Repeat the listing exactly as given, omitting every image.
-- Start Stored records --
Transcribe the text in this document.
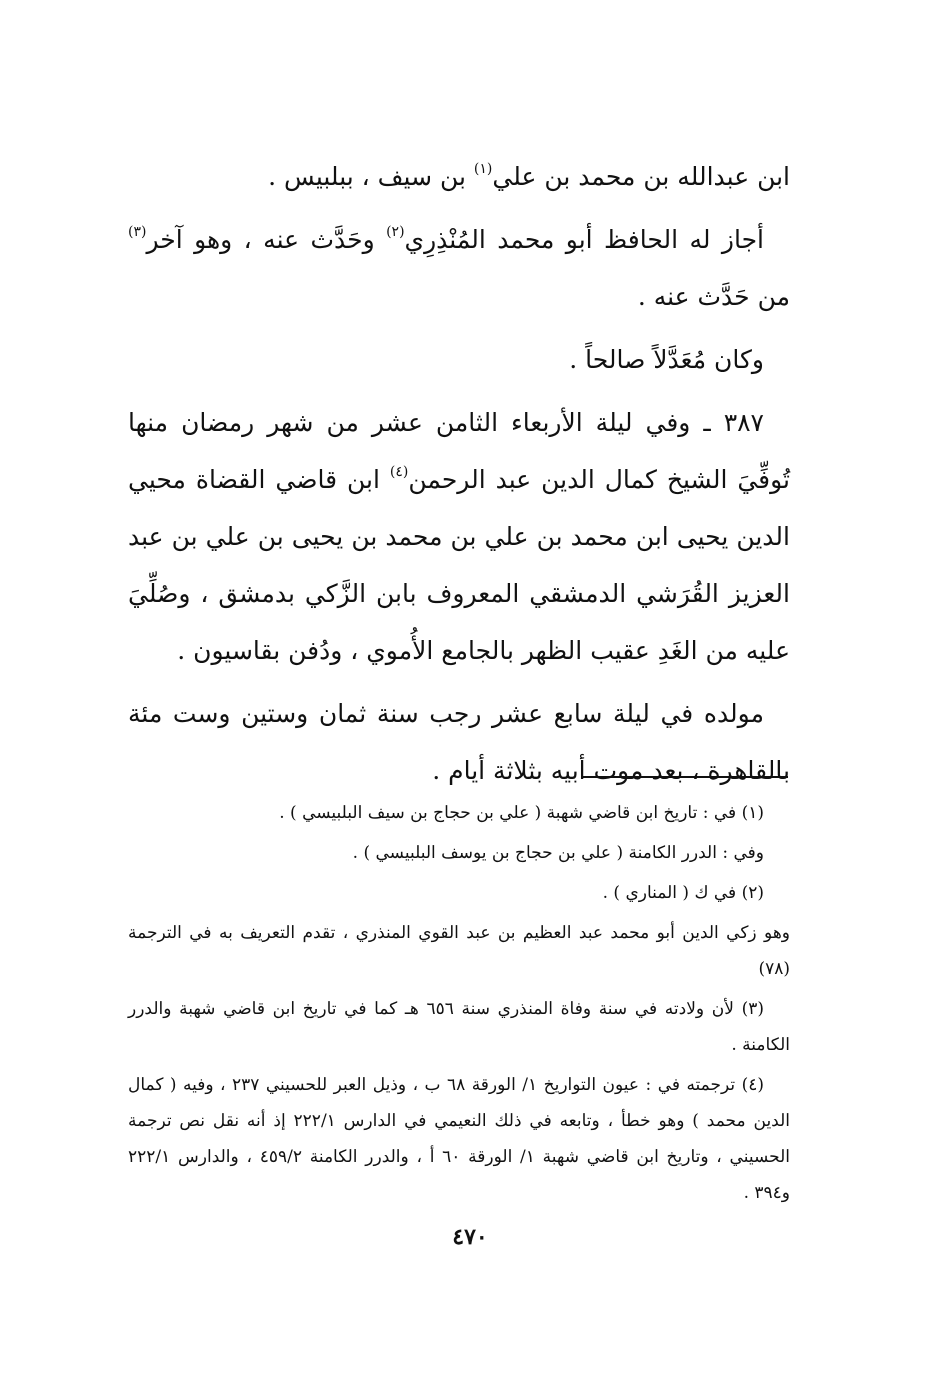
ابن عبدالله بن محمد بن علي$^{(١)}$ بن سيف ، ببلبيس .

أجاز له الحافظ أبو محمد المُنْذِرِي$^{(٢)}$ وحَدَّث عنه ، وهو آخر$^{(٣)}$ من حَدَّث عنه .

وكان مُعَدَّلاً صالحاً .

٣٨٧ ـ وفي ليلة الأربعاء الثامن عشر من شهر رمضان منها تُوفِّيَ الشيخ كمال الدين عبد الرحمن$^{(٤)}$ ابن قاضي القضاة محيي الدين يحيى ابن محمد بن علي بن محمد بن يحيى بن علي بن عبد العزيز القُرَشي الدمشقي المعروف بابن الزَّكي بدمشق ، وصُلِّيَ عليه من الغَدِ عقيب الظهر بالجامع الأُموي ، ودُفن بقاسيون .

مولده في ليلة سابع عشر رجب سنة ثمان وستين وست مئة بالقاهرة ، بعد موت أبيه بثلاثة أيام .

(١) في : تاريخ ابن قاضي شهبة ( علي بن حجاج بن سيف البلبيسي ) .

وفي : الدرر الكامنة ( علي بن حجاج بن يوسف البلبيسي ) .

(٢) في ك ( المناري ) .

وهو زكي الدين أبو محمد عبد العظيم بن عبد القوي المنذري ، تقدم التعريف به في الترجمة (٧٨)

(٣) لأن ولادته في سنة وفاة المنذري سنة ٦٥٦ هـ كما في تاريخ ابن قاضي شهبة والدرر الكامنة .

(٤) ترجمته في : عيون التواريخ ١/ الورقة ٦٨ ب ، وذيل العبر للحسيني ٢٣٧ ، وفيه ( كمال الدين محمد ) وهو خطأ ، وتابعه في ذلك النعيمي في الدارس ٢٢٢/١ إذ أنه نقل نص ترجمة الحسيني ، وتاريخ ابن قاضي شهبة ١/ الورقة ٦٠ أ ، والدرر الكامنة ٤٥٩/٢ ، والدارس ٢٢٢/١ و٣٩٤ .

٤٧٠
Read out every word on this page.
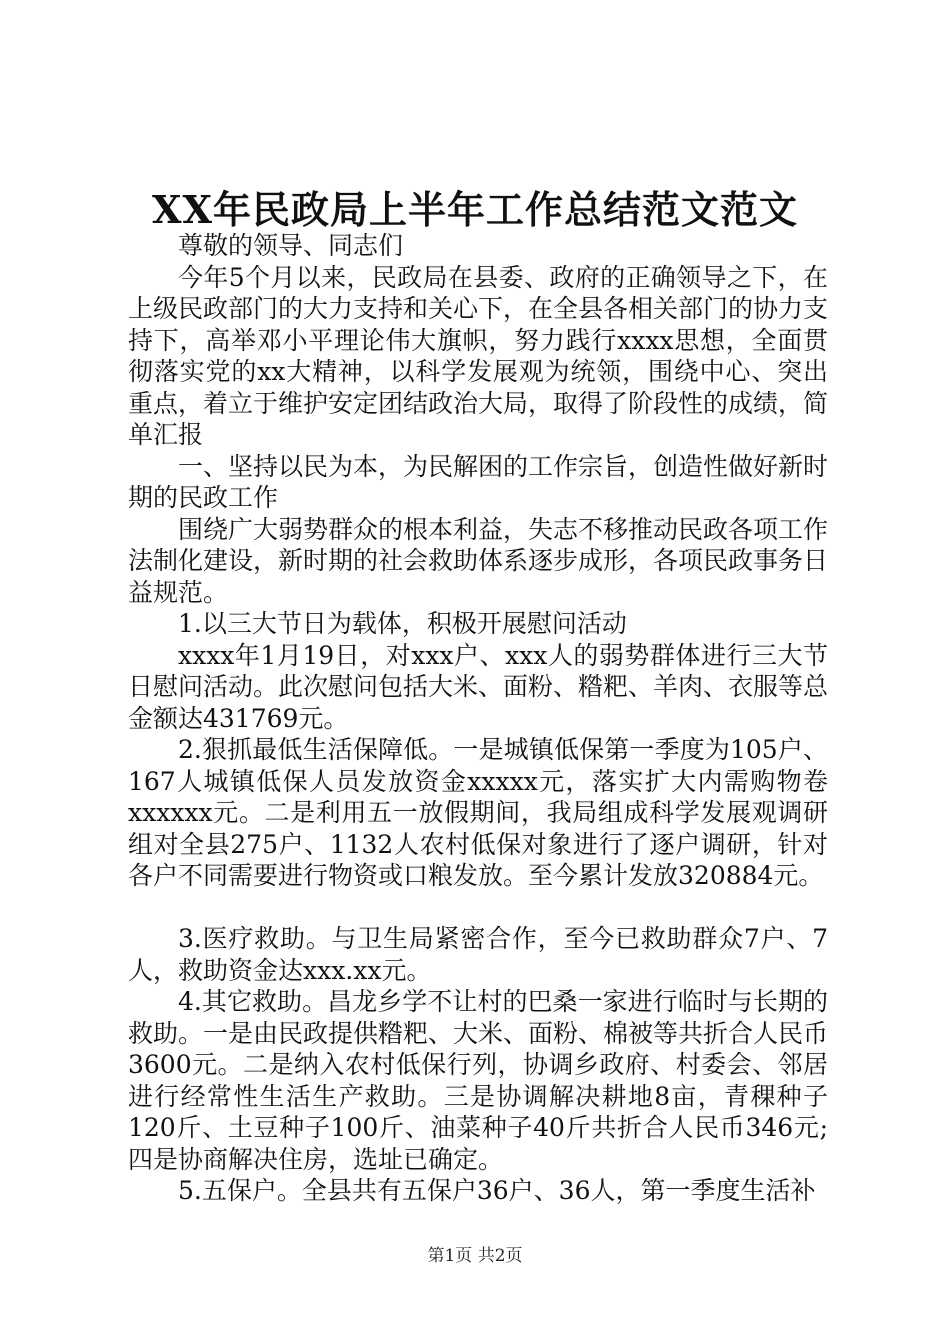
XX年民政局上半年工作总结范文范文

尊敬的领导、同志们

今年5个月以来，民政局在县委、政府的正确领导之下，在上级民政部门的大力支持和关心下，在全县各相关部门的协力支持下，高举邓小平理论伟大旗帜，努力践行xxxx思想，全面贯彻落实党的xx大精神，以科学发展观为统领，围绕中心、突出重点，着立于维护安定团结政治大局，取得了阶段性的成绩，简单汇报

一、坚持以民为本，为民解困的工作宗旨，创造性做好新时期的民政工作

围绕广大弱势群众的根本利益，失志不移推动民政各项工作法制化建设，新时期的社会救助体系逐步成形，各项民政事务日益规范。

1.以三大节日为载体，积极开展慰问活动

xxxx年1月19日，对xxx户、xxx人的弱势群体进行三大节日慰问活动。此次慰问包括大米、面粉、糌粑、羊肉、衣服等总金额达431769元。

2.狠抓最低生活保障低。一是城镇低保第一季度为105户、167人城镇低保人员发放资金xxxxx元，落实扩大内需购物卷xxxxxx元。二是利用五一放假期间，我局组成科学发展观调研组对全县275户、1132人农村低保对象进行了逐户调研，针对各户不同需要进行物资或口粮发放。至今累计发放320884元。

3.医疗救助。与卫生局紧密合作，至今已救助群众7户、7人，救助资金达xxx.xx元。

4.其它救助。昌龙乡学不让村的巴桑一家进行临时与长期的救助。一是由民政提供糌粑、大米、面粉、棉被等共折合人民币3600元。二是纳入农村低保行列，协调乡政府、村委会、邻居进行经常性生活生产救助。三是协调解决耕地8亩，青稞种子120斤、土豆种子100斤、油菜种子40斤共折合人民币346元;四是协商解决住房，选址已确定。

5.五保户。全县共有五保户36户、36人，第一季度生活补

第1页 共2页
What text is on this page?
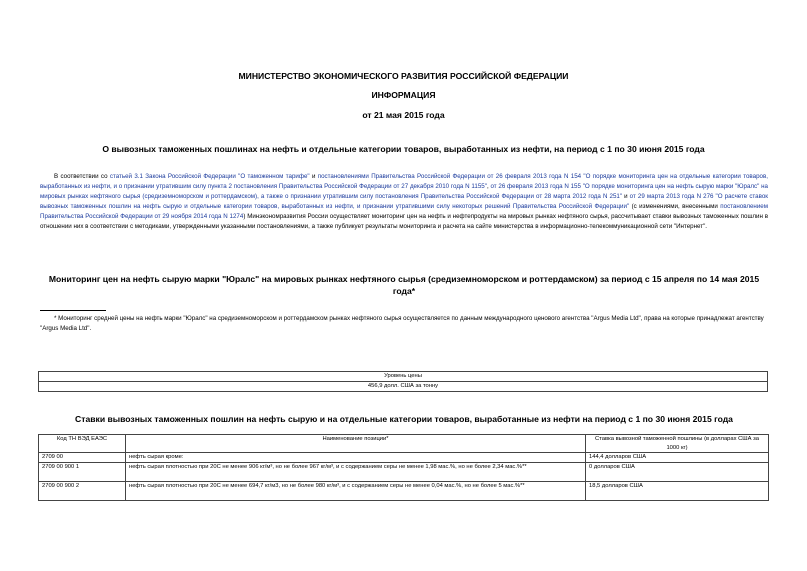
МИНИСТЕРСТВО ЭКОНОМИЧЕСКОГО РАЗВИТИЯ РОССИЙСКОЙ ФЕДЕРАЦИИ
ИНФОРМАЦИЯ
от 21 мая 2015 года
О вывозных таможенных пошлинах на нефть и отдельные категории товаров, выработанных из нефти, на период с 1 по 30 июня 2015 года
В соответствии со статьей 3.1 Закона Российской Федерации "О таможенном тарифе" и постановлениями Правительства Российской Федерации от 26 февраля 2013 года N 154 "О порядке мониторинга цен на отдельные категории товаров, выработанных из нефти, и о признании утратившим силу пункта 2 постановления Правительства Российской Федерации от 27 декабря 2010 года N 1155", от 26 февраля 2013 года N 155 "О порядке мониторинга цен на нефть сырую марки "Юралс" на мировых рынках нефтяного сырья (средиземноморском и роттердамском), а также о признании утратившим силу постановления Правительства Российской Федерации от 28 марта 2012 года N 251" и от 29 марта 2013 года N 276 "О расчете ставок вывозных таможенных пошлин на нефть сырую и отдельные категории товаров, выработанных из нефти, и признании утратившими силу некоторых решений Правительства Российской Федерации" (с изменениями, внесенными постановлением Правительства Российской Федерации от 29 ноября 2014 года N 1274) Минэкономразвития России осуществляет мониторинг цен на нефть и нефтепродукты на мировых рынках нефтяного сырья, рассчитывает ставки вывозных таможенных пошлин в отношении них в соответствии с методиками, утвержденными указанными постановлениями, а также публикует результаты мониторинга и расчета на сайте министерства в информационно-телекоммуникационной сети "Интернет".
Мониторинг цен на нефть сырую марки "Юралс" на мировых рынках нефтяного сырья (средиземноморском и роттердамском) за период с 15 апреля по 14 мая 2015 года*
* Мониторинг средней цены на нефть марки "Юралс" на средиземноморском и роттердамском рынках нефтяного сырья осуществляется по данным международного ценового агентства "Argus Media Ltd", права на которые принадлежат агентству "Argus Media Ltd".
Уровень цены
456,9 долл. США за тонну
Ставки вывозных таможенных пошлин на нефть сырую и на отдельные категории товаров, выработанные из нефти на период с 1 по 30 июня 2015 года
Код ТН ВЭД ЕАЭС	Наименование позиции*	Ставка вывозной таможенной пошлины (в долларах США за 1000 кг)
2709 00	нефть сырая кроме:	144,4 долларов США
2709 00 900 1	нефть сырая плотностью при 20С не менее 906 кг/м³, но не более 967 кг/м³, и с содержанием серы не менее 1,98 мас.%, но не более 2,34 мас.%**	0 долларов США
2709 00 900 2	нефть сырая плотностью при 20С не менее 694,7 кг/м3, но не более 980 кг/м³, и с содержанием серы не менее 0,04 мас.%, но не более 5 мас.%**	18,5 долларов США
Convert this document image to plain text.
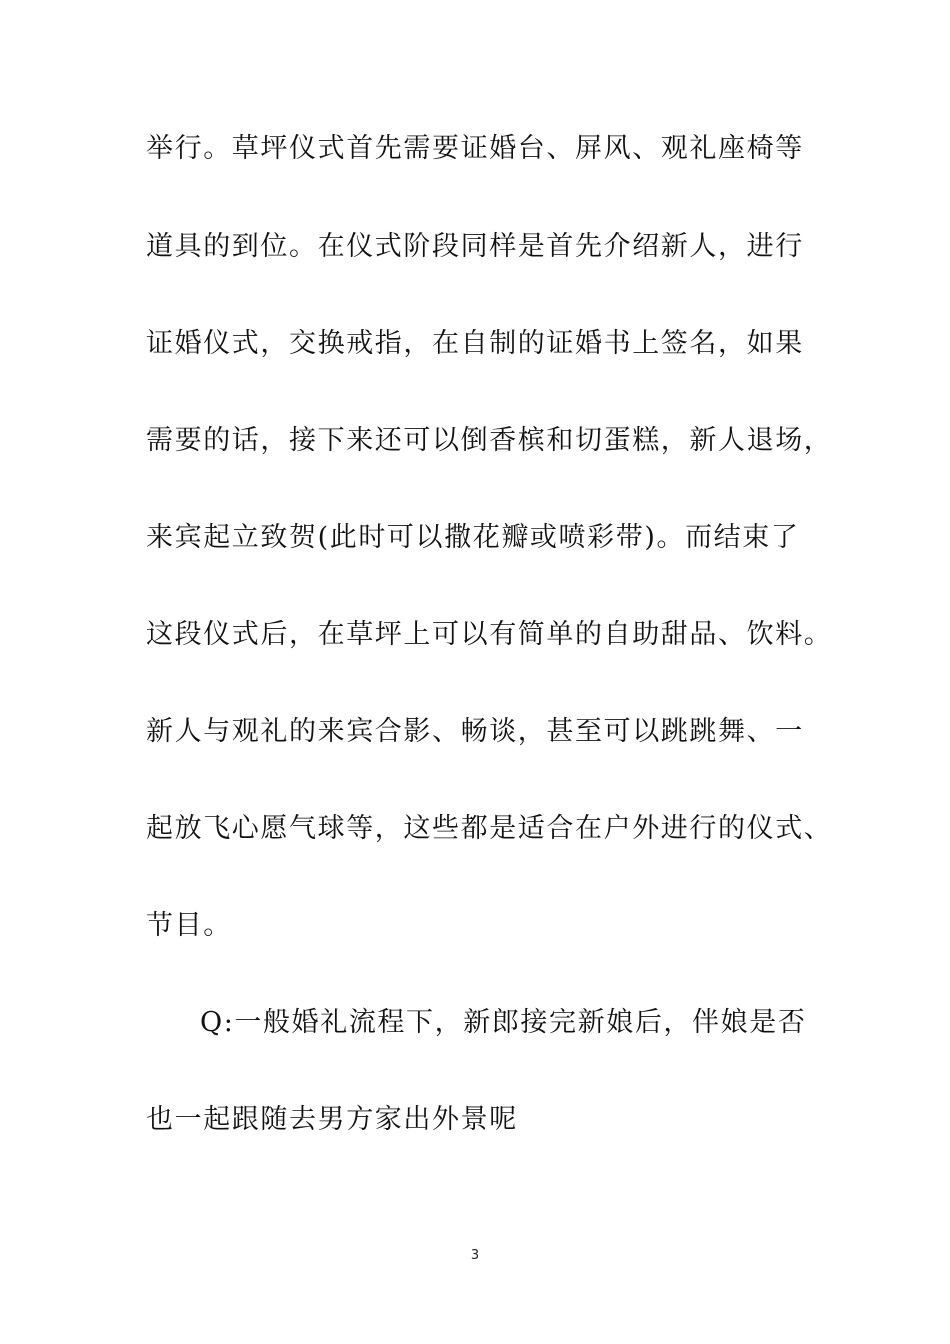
举行。草坪仪式首先需要证婚台、屏风、观礼座椅等
道具的到位。在仪式阶段同样是首先介绍新人，进行
证婚仪式，交换戒指，在自制的证婚书上签名，如果
需要的话，接下来还可以倒香槟和切蛋糕，新人退场，
来宾起立致贺(此时可以撒花瓣或喷彩带)。而结束了
这段仪式后，在草坪上可以有简单的自助甜品、饮料。
新人与观礼的来宾合影、畅谈，甚至可以跳跳舞、一
起放飞心愿气球等，这些都是适合在户外进行的仪式、
节目。
Q:一般婚礼流程下，新郎接完新娘后，伴娘是否
也一起跟随去男方家出外景呢
3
-- End Stored records --
_Finished exercise_
Transcribe the text in this document.
ابن عبدالله بن محمد بن علي$^{(١)}$ بن سيف ، ببلبيس .

أجاز له الحافظ أبو محمد المُنْذِرِي$^{(٢)}$ وحَدَّث عنه ، وهو آخر$^{(٣)}$ من حَدَّث عنه .

وكان مُعَدَّلاً صالحاً .

٣٨٧ ـ وفي ليلة الأربعاء الثامن عشر من شهر رمضان منها تُوفِّيَ الشيخ كمال الدين عبد الرحمن$^{(٤)}$ ابن قاضي القضاة محيي الدين يحيى ابن محمد بن علي بن محمد بن يحيى بن علي بن عبد العزيز القُرَشي الدمشقي المعروف بابن الزَّكي بدمشق ، وصُلِّيَ عليه من الغَدِ عقيب الظهر بالجامع الأُموي ، ودُفن بقاسيون .

مولده في ليلة سابع عشر رجب سنة ثمان وستين وست مئة بالقاهرة ، بعد موت أبيه بثلاثة أيام .

(١) في : تاريخ ابن قاضي شهبة ( علي بن حجاج بن سيف البلبيسي ) .

وفي : الدرر الكامنة ( علي بن حجاج بن يوسف البلبيسي ) .

(٢) في ك ( المناري ) .

وهو زكي الدين أبو محمد عبد العظيم بن عبد القوي المنذري ، تقدم التعريف به في الترجمة (٧٨)

(٣) لأن ولادته في سنة وفاة المنذري سنة ٦٥٦ هـ كما في تاريخ ابن قاضي شهبة والدرر الكامنة .

(٤) ترجمته في : عيون التواريخ ١/ الورقة ٦٨ ب ، وذيل العبر للحسيني ٢٣٧ ، وفيه ( كمال الدين محمد ) وهو خطأ ، وتابعه في ذلك النعيمي في الدارس ٢٢٢/١ إذ أنه نقل نص ترجمة الحسيني ، وتاريخ ابن قاضي شهبة ١/ الورقة ٦٠ أ ، والدرر الكامنة ٤٥٩/٢ ، والدارس ٢٢٢/١ و٣٩٤ .

٤٧٠
Read out every word on this page.
XX年民政局上半年工作总结范文范文

尊敬的领导、同志们

今年5个月以来，民政局在县委、政府的正确领导之下，在上级民政部门的大力支持和关心下，在全县各相关部门的协力支持下，高举邓小平理论伟大旗帜，努力践行xxxx思想，全面贯彻落实党的xx大精神，以科学发展观为统领，围绕中心、突出重点，着立于维护安定团结政治大局，取得了阶段性的成绩，简单汇报

一、坚持以民为本，为民解困的工作宗旨，创造性做好新时期的民政工作

围绕广大弱势群众的根本利益，失志不移推动民政各项工作法制化建设，新时期的社会救助体系逐步成形，各项民政事务日益规范。

1.以三大节日为载体，积极开展慰问活动

xxxx年1月19日，对xxx户、xxx人的弱势群体进行三大节日慰问活动。此次慰问包括大米、面粉、糌粑、羊肉、衣服等总金额达431769元。

2.狠抓最低生活保障低。一是城镇低保第一季度为105户、167人城镇低保人员发放资金xxxxx元，落实扩大内需购物卷xxxxxx元。二是利用五一放假期间，我局组成科学发展观调研组对全县275户、1132人农村低保对象进行了逐户调研，针对各户不同需要进行物资或口粮发放。至今累计发放320884元。

3.医疗救助。与卫生局紧密合作，至今已救助群众7户、7人，救助资金达xxx.xx元。

4.其它救助。昌龙乡学不让村的巴桑一家进行临时与长期的救助。一是由民政提供糌粑、大米、面粉、棉被等共折合人民币3600元。二是纳入农村低保行列，协调乡政府、村委会、邻居进行经常性生活生产救助。三是协调解决耕地8亩，青稞种子120斤、土豆种子100斤、油菜种子40斤共折合人民币346元;四是协商解决住房，选址已确定。

5.五保户。全县共有五保户36户、36人，第一季度生活补

第1页 共2页
What text is on this page?
МИНИСТЕРСТВО ЭКОНОМИЧЕСКОГО РАЗВИТИЯ РОССИЙСКОЙ ФЕДЕРАЦИИ
ИНФОРМАЦИЯ
от 21 мая 2015 года
О вывозных таможенных пошлинах на нефть и отдельные категории товаров, выработанных из нефти, на период с 1 по 30 июня 2015 года
В соответствии со статьей 3.1 Закона Российской Федерации "О таможенном тарифе" и постановлениями Правительства Российской Федерации от 26 февраля 2013 года N 154 "О порядке мониторинга цен на отдельные категории товаров, выработанных из нефти, и о признании утратившим силу пункта 2 постановления Правительства Российской Федерации от 27 декабря 2010 года N 1155", от 26 февраля 2013 года N 155 "О порядке мониторинга цен на нефть сырую марки "Юралс" на мировых рынках нефтяного сырья (средиземноморском и роттердамском), а также о признании утратившим силу постановления Правительства Российской Федерации от 28 марта 2012 года N 251" и от 29 марта 2013 года N 276 "О расчете ставок вывозных таможенных пошлин на нефть сырую и отдельные категории товаров, выработанных из нефти, и признании утратившими силу некоторых решений Правительства Российской Федерации" (с изменениями, внесенными постановлением Правительства Российской Федерации от 29 ноября 2014 года N 1274) Минэкономразвития России осуществляет мониторинг цен на нефть и нефтепродукты на мировых рынках нефтяного сырья, рассчитывает ставки вывозных таможенных пошлин в отношении них в соответствии с методиками, утвержденными указанными постановлениями, а также публикует результаты мониторинга и расчета на сайте министерства в информационно-телекоммуникационной сети "Интернет".
Мониторинг цен на нефть сырую марки "Юралс" на мировых рынках нефтяного сырья (средиземноморском и роттердамском) за период с 15 апреля по 14 мая 2015 года*
* Мониторинг средней цены на нефть марки "Юралс" на средиземноморском и роттердамском рынках нефтяного сырья осуществляется по данным международного ценового агентства "Argus Media Ltd", права на которые принадлежат агентству "Argus Media Ltd".
Уровень цены
456,9 долл. США за тонну
Ставки вывозных таможенных пошлин на нефть сырую и на отдельные категории товаров, выработанные из нефти на период с 1 по 30 июня 2015 года
Код ТН ВЭД ЕАЭС	Наименование позиции*	Ставка вывозной таможенной пошлины (в долларах США за 1000 кг)
2709 00	нефть сырая кроме:	144,4 долларов США
2709 00 900 1	нефть сырая плотностью при 20С не менее 906 кг/м³, но не более 967 кг/м³, и с содержанием серы не менее 1,98 мас.%, но не более 2,34 мас.%**	0 долларов США
2709 00 900 2	нефть сырая плотностью при 20С не менее 694,7 кг/м3, но не более 980 кг/м³, и с содержанием серы не менее 0,04 мас.%, но не более 5 мас.%**	18,5 долларов США
Convert this document image to plain text.
举行。草坪仪式首先需要证婚台、屏风、观礼座椅等
道具的到位。在仪式阶段同样是首先介绍新人，进行
证婚仪式，交换戒指，在自制的证婚书上签名，如果
需要的话，接下来还可以倒香槟和切蛋糕，新人退场，
来宾起立致贺(此时可以撒花瓣或喷彩带)。而结束了
这段仪式后，在草坪上可以有简单的自助甜品、饮料。
新人与观礼的来宾合影、畅谈，甚至可以跳跳舞、一
起放飞心愿气球等，这些都是适合在户外进行的仪式、
节目。
Q:一般婚礼流程下，新郎接完新娘后，伴娘是否
也一起跟随去男方家出外景呢
3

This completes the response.